### Supplied passage

┌──

“All This Space-Age Stuff Was Seen As A Threat To Social Control”

From a report by Jennifer Schuessler of the New York Times about the recent debate between David Graeber and Peter Thiel, two big-picture thinkers who could not be more disparate politically:

“If he and Mr. Graeber didn’t plan the future on Friday, they did agree that it needed to be radically different from the present. Mr. Graeber kicked things off with an extemporaneous summary of his essay ‘Of Flying Cars and the Declining Rate of Profit,’ which is included in the new Baffler anthology No Future for You. (As of this writing, the book was lagging about 297,000 spots behind Mr. Thiel’s on Amazon.)

Once upon a time, he said, when people imagined the future, they imagined flying cars, teleportation devices and robots who would free them from the need to work. But strangely, none of these things came to pass.

└──

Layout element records
┌──

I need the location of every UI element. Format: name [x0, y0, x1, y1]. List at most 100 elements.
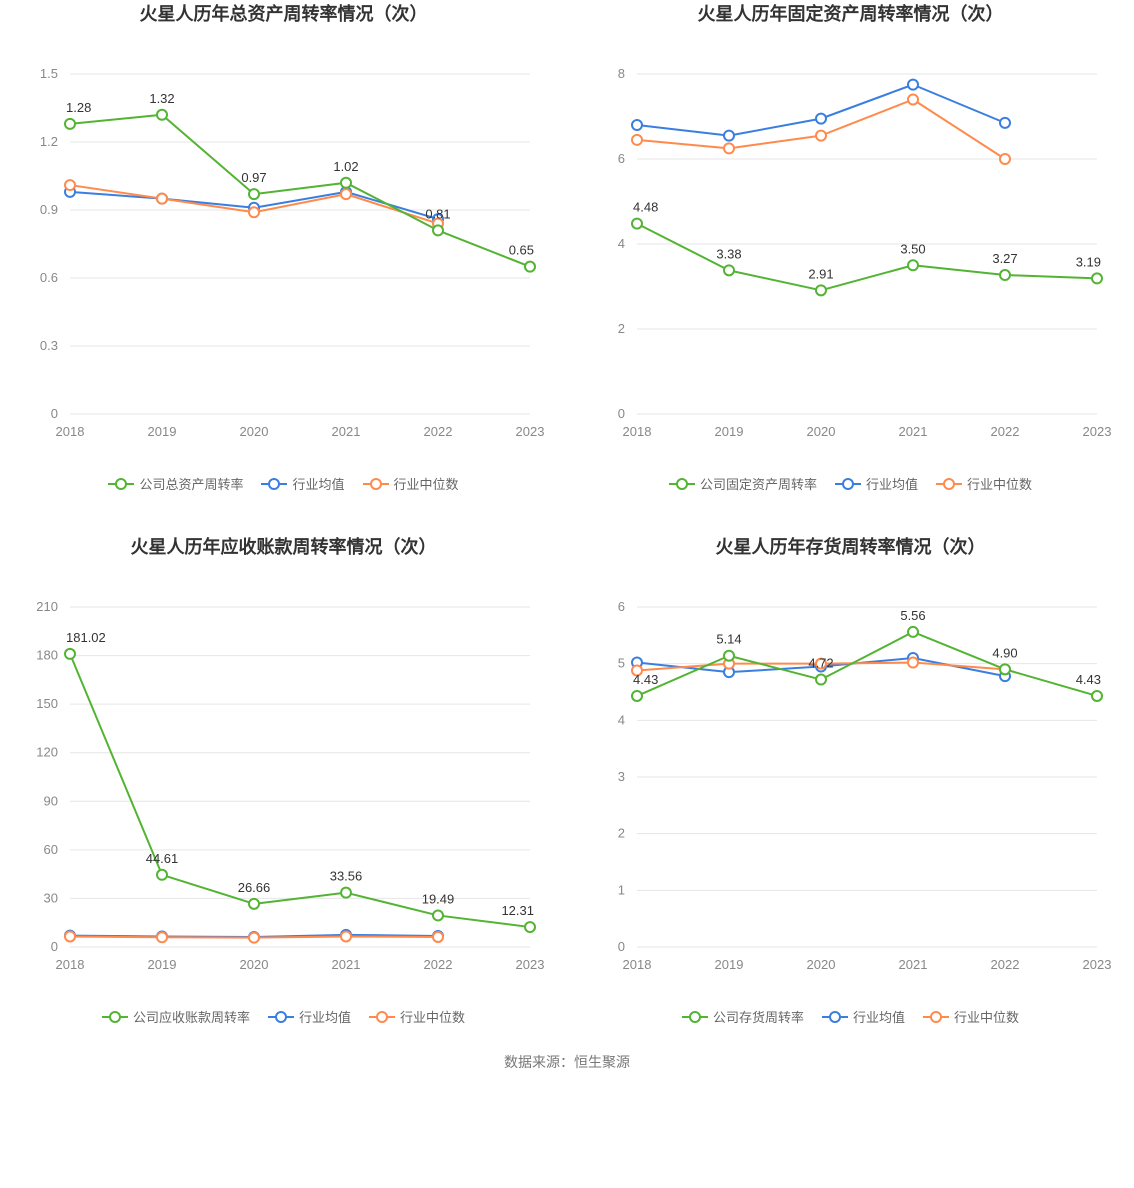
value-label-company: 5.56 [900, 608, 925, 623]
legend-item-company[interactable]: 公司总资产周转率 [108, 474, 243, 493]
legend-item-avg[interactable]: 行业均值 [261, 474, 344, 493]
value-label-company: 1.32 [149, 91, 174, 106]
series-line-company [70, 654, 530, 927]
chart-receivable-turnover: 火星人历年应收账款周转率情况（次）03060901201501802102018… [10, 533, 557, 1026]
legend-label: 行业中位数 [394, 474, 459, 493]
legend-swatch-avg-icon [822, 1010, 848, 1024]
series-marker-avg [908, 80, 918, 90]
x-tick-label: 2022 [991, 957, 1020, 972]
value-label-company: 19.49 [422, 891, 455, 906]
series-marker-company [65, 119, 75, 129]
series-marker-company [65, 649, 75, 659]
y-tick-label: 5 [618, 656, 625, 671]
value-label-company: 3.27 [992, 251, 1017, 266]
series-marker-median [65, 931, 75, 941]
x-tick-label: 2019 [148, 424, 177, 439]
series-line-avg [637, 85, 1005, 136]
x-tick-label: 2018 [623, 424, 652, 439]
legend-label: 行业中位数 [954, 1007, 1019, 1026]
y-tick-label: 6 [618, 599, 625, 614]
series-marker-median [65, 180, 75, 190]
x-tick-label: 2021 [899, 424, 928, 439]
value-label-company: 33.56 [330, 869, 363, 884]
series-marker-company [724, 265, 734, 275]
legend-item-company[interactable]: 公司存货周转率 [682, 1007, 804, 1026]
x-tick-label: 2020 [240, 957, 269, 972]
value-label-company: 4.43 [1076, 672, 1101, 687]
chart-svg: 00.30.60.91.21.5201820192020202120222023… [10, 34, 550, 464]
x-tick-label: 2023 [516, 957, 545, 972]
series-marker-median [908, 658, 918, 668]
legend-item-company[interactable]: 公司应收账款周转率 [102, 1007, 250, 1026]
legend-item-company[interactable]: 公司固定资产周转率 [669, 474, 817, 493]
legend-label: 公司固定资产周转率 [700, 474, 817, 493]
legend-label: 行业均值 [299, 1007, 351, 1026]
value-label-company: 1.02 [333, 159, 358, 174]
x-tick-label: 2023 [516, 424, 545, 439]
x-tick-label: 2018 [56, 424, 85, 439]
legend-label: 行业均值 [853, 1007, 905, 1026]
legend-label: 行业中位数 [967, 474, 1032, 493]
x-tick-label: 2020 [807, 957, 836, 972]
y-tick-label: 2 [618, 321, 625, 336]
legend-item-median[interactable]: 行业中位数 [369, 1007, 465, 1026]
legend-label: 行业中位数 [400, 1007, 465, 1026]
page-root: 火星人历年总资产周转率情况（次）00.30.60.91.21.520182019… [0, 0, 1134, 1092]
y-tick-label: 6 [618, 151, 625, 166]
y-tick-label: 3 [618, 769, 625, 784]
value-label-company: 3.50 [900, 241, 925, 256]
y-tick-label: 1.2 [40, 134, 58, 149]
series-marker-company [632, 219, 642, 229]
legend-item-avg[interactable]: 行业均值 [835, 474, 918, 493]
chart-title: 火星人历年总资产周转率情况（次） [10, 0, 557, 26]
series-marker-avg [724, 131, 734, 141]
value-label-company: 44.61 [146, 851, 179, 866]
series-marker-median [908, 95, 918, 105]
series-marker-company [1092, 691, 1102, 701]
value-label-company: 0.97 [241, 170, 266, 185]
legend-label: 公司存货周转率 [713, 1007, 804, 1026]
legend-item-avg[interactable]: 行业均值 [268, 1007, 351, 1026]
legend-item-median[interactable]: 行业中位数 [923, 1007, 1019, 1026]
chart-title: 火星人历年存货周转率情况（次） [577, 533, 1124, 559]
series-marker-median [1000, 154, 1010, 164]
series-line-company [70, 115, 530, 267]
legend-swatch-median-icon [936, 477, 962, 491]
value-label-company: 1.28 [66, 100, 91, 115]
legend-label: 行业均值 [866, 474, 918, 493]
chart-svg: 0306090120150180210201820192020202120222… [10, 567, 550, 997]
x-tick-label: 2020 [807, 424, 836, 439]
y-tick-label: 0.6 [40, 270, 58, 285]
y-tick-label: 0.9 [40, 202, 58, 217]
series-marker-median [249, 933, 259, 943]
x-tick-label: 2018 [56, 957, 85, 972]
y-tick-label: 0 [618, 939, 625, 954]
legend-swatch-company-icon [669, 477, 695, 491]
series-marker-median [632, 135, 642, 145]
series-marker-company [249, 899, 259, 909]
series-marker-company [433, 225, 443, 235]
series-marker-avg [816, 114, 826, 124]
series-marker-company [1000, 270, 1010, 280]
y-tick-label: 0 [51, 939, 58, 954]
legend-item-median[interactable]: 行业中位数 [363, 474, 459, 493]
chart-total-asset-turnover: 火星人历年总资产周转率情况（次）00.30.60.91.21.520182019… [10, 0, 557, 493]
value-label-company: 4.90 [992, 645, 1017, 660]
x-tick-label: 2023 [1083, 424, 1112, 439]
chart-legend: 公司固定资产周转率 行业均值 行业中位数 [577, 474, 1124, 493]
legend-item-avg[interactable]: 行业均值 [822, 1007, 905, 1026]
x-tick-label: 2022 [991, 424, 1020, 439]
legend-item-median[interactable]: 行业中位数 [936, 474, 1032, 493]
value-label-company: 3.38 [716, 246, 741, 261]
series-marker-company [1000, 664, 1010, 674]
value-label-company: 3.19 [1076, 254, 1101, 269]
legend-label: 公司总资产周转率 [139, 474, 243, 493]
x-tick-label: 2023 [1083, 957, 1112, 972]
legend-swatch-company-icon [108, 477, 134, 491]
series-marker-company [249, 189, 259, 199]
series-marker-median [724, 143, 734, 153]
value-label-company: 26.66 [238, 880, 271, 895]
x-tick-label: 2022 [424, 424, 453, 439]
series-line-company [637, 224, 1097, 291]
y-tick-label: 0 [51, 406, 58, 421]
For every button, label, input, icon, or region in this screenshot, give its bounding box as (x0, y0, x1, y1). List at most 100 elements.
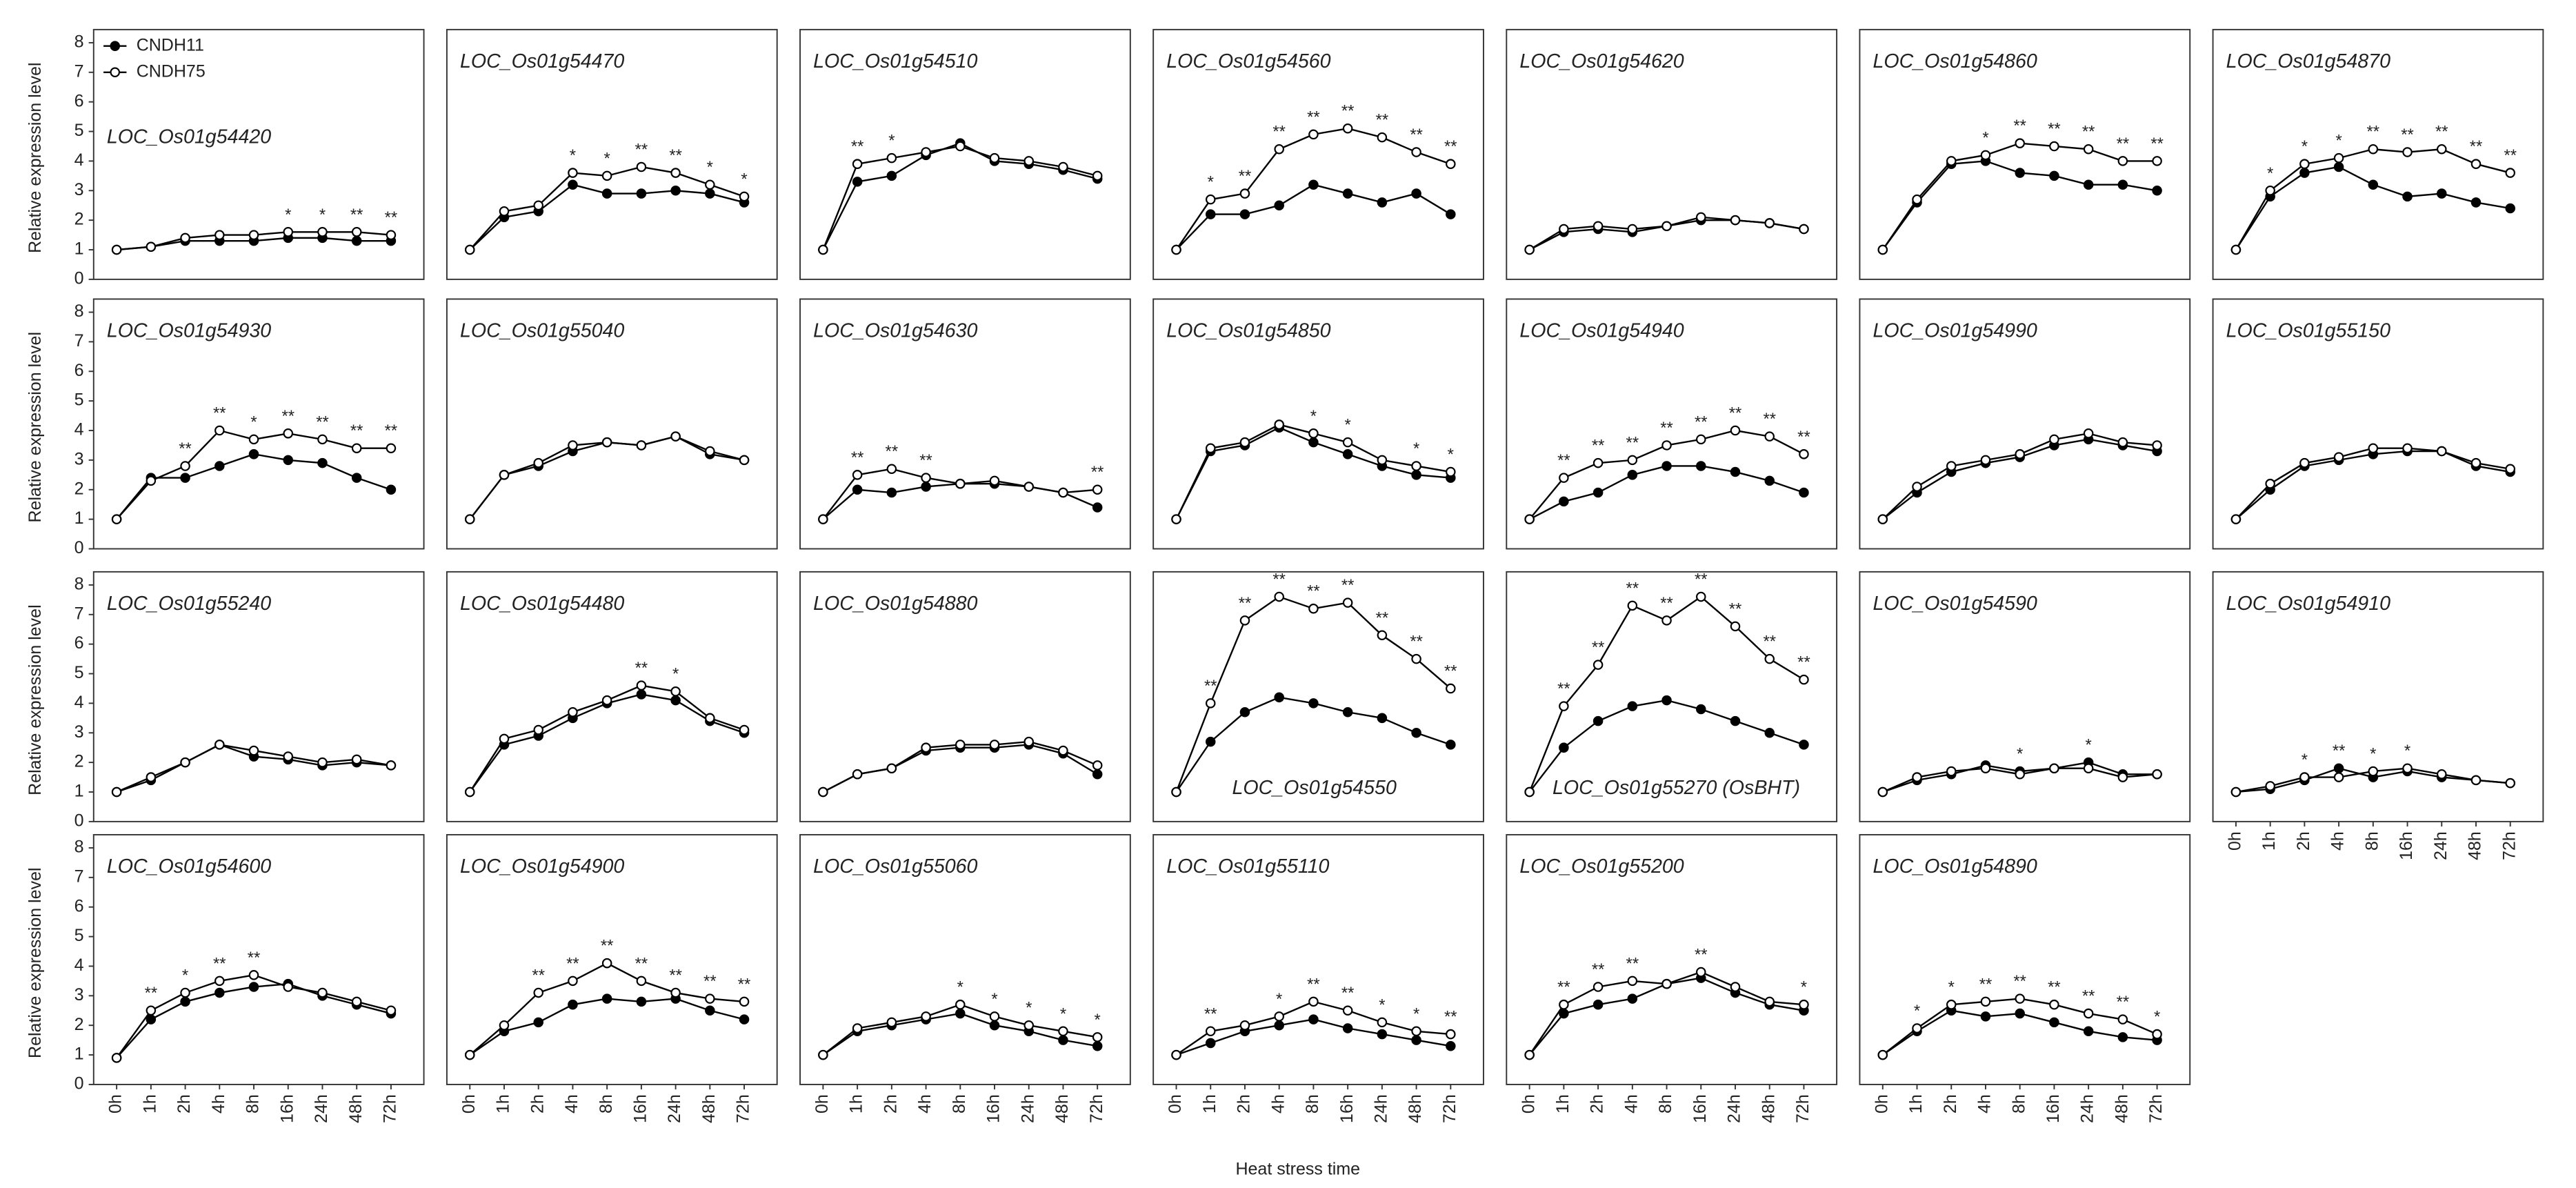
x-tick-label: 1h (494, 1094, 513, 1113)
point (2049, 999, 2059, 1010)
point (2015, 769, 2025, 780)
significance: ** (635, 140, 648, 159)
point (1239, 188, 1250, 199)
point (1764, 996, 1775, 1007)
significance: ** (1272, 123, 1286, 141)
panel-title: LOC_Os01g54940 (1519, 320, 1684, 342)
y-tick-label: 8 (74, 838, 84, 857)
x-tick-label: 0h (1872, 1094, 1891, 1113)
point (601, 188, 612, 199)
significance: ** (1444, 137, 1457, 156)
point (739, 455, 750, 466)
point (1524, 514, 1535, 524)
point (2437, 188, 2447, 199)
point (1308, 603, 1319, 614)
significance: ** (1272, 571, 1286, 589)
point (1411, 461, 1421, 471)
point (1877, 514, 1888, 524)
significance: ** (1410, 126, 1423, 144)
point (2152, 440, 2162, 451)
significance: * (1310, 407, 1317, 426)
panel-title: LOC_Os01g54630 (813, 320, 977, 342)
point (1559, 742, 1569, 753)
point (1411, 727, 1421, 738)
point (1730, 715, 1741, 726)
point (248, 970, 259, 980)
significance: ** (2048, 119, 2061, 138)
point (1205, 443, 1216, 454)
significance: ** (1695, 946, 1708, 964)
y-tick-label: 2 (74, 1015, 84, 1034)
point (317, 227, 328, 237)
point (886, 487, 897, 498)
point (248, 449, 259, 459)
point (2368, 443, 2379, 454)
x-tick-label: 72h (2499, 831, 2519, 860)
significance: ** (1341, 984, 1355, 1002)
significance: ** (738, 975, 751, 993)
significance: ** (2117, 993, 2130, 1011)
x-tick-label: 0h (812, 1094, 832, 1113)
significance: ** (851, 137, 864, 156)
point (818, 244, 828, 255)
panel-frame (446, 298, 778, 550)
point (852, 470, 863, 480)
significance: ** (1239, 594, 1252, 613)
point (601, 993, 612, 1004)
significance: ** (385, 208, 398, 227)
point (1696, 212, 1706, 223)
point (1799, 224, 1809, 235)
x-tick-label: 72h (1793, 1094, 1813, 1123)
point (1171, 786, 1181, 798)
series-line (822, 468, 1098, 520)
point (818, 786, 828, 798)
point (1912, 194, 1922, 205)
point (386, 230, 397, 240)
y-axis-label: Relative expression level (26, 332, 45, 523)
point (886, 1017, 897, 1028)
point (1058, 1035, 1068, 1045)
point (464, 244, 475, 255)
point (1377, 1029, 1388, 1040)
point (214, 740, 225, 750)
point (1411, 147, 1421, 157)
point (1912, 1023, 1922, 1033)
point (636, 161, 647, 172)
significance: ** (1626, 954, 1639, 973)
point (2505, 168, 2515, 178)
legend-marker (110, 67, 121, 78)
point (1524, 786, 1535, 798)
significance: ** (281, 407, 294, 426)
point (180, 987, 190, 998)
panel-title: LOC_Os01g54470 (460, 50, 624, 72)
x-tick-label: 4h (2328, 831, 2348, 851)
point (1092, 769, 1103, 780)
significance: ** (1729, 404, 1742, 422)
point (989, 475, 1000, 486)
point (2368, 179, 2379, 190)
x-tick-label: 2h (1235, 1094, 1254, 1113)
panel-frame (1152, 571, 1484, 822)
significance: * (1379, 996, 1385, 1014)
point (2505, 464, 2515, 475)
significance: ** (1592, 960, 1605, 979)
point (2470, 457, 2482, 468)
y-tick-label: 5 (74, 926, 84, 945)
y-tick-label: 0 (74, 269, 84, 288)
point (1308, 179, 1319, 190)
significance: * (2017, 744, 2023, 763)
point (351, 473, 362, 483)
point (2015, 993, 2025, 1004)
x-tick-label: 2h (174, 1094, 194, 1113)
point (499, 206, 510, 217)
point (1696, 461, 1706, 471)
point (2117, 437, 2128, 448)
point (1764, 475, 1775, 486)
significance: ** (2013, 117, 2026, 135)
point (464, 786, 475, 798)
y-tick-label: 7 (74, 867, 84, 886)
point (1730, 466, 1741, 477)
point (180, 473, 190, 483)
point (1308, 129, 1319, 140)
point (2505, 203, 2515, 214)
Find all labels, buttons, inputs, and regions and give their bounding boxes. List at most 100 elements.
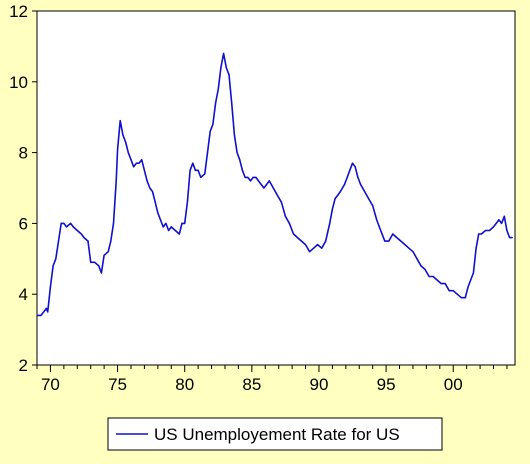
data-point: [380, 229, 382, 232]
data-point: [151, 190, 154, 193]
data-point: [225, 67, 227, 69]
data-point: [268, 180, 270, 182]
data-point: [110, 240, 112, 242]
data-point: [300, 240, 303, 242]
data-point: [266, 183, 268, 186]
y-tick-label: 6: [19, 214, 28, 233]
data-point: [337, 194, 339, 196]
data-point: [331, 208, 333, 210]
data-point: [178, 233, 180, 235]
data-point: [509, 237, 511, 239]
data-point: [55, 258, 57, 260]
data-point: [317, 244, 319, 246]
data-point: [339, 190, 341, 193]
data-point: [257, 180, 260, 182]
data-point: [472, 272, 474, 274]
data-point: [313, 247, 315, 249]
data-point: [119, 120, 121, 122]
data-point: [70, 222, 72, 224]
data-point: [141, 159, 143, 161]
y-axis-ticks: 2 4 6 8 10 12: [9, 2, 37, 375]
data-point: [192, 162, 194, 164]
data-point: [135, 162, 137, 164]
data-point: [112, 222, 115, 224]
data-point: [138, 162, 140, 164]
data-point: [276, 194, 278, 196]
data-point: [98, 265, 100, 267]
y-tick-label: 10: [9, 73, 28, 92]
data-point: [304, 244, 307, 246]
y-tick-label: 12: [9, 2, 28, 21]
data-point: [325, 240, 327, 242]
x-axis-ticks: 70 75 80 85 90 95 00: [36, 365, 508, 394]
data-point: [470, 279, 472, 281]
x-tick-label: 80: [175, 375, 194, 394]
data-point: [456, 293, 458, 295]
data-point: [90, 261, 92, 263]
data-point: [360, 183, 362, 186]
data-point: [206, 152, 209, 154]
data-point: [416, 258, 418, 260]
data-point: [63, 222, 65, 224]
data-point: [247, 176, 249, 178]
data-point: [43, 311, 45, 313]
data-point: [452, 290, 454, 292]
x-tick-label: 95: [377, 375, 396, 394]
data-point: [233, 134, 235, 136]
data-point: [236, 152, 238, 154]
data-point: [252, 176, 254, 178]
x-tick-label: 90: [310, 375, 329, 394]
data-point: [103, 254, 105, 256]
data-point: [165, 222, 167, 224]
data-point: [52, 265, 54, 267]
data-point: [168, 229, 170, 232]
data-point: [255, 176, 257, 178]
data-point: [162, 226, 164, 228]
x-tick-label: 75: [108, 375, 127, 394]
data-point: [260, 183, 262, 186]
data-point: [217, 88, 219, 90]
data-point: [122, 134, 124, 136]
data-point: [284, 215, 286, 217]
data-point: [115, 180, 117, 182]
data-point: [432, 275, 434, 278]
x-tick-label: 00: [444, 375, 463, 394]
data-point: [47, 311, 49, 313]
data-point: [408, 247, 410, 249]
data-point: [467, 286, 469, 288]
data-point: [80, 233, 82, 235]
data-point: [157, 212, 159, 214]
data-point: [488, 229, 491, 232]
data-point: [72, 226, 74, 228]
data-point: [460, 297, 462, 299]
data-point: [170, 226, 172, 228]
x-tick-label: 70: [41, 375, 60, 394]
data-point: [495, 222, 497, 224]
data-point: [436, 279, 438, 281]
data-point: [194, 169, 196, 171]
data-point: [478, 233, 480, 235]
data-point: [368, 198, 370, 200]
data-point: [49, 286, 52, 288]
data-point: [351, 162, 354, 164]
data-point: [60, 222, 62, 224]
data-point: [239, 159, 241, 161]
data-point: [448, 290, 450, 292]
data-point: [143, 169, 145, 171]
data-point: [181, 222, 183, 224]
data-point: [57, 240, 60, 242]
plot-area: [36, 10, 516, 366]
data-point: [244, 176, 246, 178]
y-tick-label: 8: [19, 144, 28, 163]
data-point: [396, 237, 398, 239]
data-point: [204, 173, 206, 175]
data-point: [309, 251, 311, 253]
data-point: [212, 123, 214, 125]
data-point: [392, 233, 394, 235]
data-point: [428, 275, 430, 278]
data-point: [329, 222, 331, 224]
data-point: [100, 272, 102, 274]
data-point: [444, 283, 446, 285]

└──

### Aim 1
Name every invention that, according to the passage on the Graeber and Thiel debate, people once pictured when they imagined the future.
### Aim 2
In the passage on the Graeber and Thiel debate, what made robots part of the imagined future? Answer in one to three sentences.
### Aim 3
Resume the passage on the Graeber and Thiel debate from the point where it stops.
These records have no connection to the text about the Graeber and Thiel debate.

### Exercise output 1
Flying cars, teleportation devices, and robots who would free them from the need to work.

### Exercise output 2
People imagined robots because they expected those robots to free them from the need to work.

### Exercise output 3
‘What happened to the second half of the 20th century?’ Mr. Graeber asked. His answer is that it was deliberately short-circuited by a ‘ruling-class freak-out,’ as ‘all this space-age stuff was seen as a threat to social control.’

Mr. Thiel took the microphone and made a similar argument, citing the slogan of his venture capital firm, the Founders Fund: ‘We wanted flying cars, instead we got 140 characters.’

If he didn’t blame any ruling-class freakout, he did see a loss of nerve and sclerotic bureaucracies. He cited the anarchist slogan ‘Act as if you are already free,’ and praised initiatives like SpaceX, the private space technology company started by his fellow PayPal founder, Elon Musk.

‘We’re not going to get to Mars by having endless debates,’ he said. ‘We’re going to get to Mars by trying to get to Mars.'”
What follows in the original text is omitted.